→ **WRITTEN TASK**:
From the listing below, extract every line in which the word "JSON" appears.

Records from a data collection

+===+

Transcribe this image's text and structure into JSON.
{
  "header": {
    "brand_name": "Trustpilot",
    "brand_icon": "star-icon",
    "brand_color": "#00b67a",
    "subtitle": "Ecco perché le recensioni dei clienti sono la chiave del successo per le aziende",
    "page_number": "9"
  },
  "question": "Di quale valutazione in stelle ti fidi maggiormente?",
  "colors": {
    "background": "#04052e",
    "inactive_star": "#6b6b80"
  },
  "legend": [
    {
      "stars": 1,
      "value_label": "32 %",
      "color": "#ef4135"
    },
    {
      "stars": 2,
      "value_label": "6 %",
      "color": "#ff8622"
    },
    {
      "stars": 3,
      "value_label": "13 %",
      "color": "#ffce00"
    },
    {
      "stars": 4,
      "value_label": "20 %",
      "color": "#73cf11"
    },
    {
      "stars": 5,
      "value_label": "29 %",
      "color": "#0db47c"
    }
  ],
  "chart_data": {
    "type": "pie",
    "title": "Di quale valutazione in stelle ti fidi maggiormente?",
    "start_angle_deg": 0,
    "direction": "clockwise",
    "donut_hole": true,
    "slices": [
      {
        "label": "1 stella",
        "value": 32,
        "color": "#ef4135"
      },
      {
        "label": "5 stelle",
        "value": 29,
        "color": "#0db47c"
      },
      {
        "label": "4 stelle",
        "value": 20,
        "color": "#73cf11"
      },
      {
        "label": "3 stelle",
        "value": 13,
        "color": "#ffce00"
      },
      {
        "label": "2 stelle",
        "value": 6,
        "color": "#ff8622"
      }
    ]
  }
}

+===+

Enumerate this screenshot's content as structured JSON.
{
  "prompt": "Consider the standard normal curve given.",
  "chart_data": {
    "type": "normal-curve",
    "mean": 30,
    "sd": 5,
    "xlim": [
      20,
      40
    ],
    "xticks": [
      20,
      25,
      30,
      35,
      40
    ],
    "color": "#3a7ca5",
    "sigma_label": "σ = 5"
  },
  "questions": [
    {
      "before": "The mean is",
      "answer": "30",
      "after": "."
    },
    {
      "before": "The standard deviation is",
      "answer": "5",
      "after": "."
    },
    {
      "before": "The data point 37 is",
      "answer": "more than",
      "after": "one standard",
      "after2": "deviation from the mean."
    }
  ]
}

+===+

→ **FULL RESPONSE**:
Transcribe this image's text and structure into JSON.
Enumerate this screenshot's content as structured JSON.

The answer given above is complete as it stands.